• Items from a data source
::::::::

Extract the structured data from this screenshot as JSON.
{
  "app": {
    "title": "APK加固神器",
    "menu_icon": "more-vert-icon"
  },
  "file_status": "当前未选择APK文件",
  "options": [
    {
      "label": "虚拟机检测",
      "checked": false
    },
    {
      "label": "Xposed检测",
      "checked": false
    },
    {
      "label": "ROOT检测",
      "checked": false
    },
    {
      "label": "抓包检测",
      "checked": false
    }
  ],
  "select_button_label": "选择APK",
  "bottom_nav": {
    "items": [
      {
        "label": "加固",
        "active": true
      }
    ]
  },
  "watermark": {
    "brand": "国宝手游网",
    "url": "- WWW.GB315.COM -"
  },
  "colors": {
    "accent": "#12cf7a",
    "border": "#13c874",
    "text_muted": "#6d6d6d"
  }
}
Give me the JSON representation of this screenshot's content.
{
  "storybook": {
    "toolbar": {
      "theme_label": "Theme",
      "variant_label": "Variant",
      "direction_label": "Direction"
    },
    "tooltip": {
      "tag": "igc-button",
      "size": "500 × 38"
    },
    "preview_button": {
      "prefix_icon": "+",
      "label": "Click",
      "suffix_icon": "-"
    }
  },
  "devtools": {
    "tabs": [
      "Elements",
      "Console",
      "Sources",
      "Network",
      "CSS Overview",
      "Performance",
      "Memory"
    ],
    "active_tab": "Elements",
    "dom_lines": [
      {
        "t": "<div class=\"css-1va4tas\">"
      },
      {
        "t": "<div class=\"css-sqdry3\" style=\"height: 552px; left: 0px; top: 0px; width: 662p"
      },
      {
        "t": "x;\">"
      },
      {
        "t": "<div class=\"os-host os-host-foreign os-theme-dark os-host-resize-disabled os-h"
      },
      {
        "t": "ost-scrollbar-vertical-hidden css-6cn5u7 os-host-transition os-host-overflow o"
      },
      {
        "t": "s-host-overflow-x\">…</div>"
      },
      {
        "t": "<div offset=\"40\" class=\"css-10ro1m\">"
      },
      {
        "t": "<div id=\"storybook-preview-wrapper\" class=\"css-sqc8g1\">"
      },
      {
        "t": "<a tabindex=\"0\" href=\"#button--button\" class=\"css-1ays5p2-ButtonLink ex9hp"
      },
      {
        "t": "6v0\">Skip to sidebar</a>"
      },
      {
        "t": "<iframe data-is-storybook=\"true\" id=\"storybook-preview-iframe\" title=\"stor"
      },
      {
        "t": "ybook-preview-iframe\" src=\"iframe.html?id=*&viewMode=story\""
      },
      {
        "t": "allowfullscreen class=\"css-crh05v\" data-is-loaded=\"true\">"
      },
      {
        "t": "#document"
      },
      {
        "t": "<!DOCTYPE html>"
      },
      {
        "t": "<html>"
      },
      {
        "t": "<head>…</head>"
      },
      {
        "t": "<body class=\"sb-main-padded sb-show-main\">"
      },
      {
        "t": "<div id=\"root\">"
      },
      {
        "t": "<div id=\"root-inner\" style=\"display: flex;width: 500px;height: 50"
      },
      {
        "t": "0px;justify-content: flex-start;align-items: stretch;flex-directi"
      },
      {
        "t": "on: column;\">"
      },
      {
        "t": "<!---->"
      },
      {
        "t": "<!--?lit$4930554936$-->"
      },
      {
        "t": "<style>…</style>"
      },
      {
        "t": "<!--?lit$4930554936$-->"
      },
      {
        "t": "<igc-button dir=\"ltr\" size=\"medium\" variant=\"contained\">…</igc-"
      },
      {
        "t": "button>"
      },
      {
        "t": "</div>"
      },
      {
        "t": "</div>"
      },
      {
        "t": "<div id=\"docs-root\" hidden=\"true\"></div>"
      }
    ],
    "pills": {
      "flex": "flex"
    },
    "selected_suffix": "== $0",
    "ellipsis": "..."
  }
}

::::::::

• Task prompt
Could you transcribe the records in full, exactly?

• The output
Extract the structured data from this screenshot as JSON.
{
  "app": {
    "title": "APK加固神器",
    "menu_icon": "more-vert-icon"
  },
  "file_status": "当前未选择APK文件",
  "options": [
    {
      "label": "虚拟机检测",
      "checked": false
    },
    {
      "label": "Xposed检测",
      "checked": false
    },
    {
      "label": "ROOT检测",
      "checked": false
    },
    {
      "label": "抓包检测",
      "checked": false
    }
  ],
  "select_button_label": "选择APK",
  "bottom_nav": {
    "items": [
      {
        "label": "加固",
        "active": true
      }
    ]
  },
  "watermark": {
    "brand": "国宝手游网",
    "url": "- WWW.GB315.COM -"
  },
  "colors": {
    "accent": "#12cf7a",
    "border": "#13c874",
    "text_muted": "#6d6d6d"
  }
}
Give me the JSON representation of this screenshot's content.
{
  "storybook": {
    "toolbar": {
      "theme_label": "Theme",
      "variant_label": "Variant",
      "direction_label": "Direction"
    },
    "tooltip": {
      "tag": "igc-button",
      "size": "500 × 38"
    },
    "preview_button": {
      "prefix_icon": "+",
      "label": "Click",
      "suffix_icon": "-"
    }
  },
  "devtools": {
    "tabs": [
      "Elements",
      "Console",
      "Sources",
      "Network",
      "CSS Overview",
      "Performance",
      "Memory"
    ],
    "active_tab": "Elements",
    "dom_lines": [
      {
        "t": "<div class=\"css-1va4tas\">"
      },
      {
        "t": "<div class=\"css-sqdry3\" style=\"height: 552px; left: 0px; top: 0px; width: 662p"
      },
      {
        "t": "x;\">"
      },
      {
        "t": "<div class=\"os-host os-host-foreign os-theme-dark os-host-resize-disabled os-h"
      },
      {
        "t": "ost-scrollbar-vertical-hidden css-6cn5u7 os-host-transition os-host-overflow o"
      },
      {
        "t": "s-host-overflow-x\">…</div>"
      },
      {
        "t": "<div offset=\"40\" class=\"css-10ro1m\">"
      },
      {
        "t": "<div id=\"storybook-preview-wrapper\" class=\"css-sqc8g1\">"
      },
      {
        "t": "<a tabindex=\"0\" href=\"#button--button\" class=\"css-1ays5p2-ButtonLink ex9hp"
      },
      {
        "t": "6v0\">Skip to sidebar</a>"
      },
      {
        "t": "<iframe data-is-storybook=\"true\" id=\"storybook-preview-iframe\" title=\"stor"
      },
      {
        "t": "ybook-preview-iframe\" src=\"iframe.html?id=*&viewMode=story\""
      },
      {
        "t": "allowfullscreen class=\"css-crh05v\" data-is-loaded=\"true\">"
      },
      {
        "t": "#document"
      },
      {
        "t": "<!DOCTYPE html>"
      },
      {
        "t": "<html>"
      },
      {
        "t": "<head>…</head>"
      },
      {
        "t": "<body class=\"sb-main-padded sb-show-main\">"
      },
      {
        "t": "<div id=\"root\">"
      },
      {
        "t": "<div id=\"root-inner\" style=\"display: flex;width: 500px;height: 50"
      },
      {
        "t": "0px;justify-content: flex-start;align-items: stretch;flex-directi"
      },
      {
        "t": "on: column;\">"
      },
      {
        "t": "<!---->"
      },
      {
        "t": "<!--?lit$4930554936$-->"
      },
      {
        "t": "<style>…</style>"
      },
      {
        "t": "<!--?lit$4930554936$-->"
      },
      {
        "t": "<igc-button dir=\"ltr\" size=\"medium\" variant=\"contained\">…</igc-"
      },
      {
        "t": "button>"
      },
      {
        "t": "</div>"
      },
      {
        "t": "</div>"
      },
      {
        "t": "<div id=\"docs-root\" hidden=\"true\"></div>"
      }
    ],
    "pills": {
      "flex": "flex"
    },
    "selected_suffix": "== $0",
    "ellipsis": "..."
  }
}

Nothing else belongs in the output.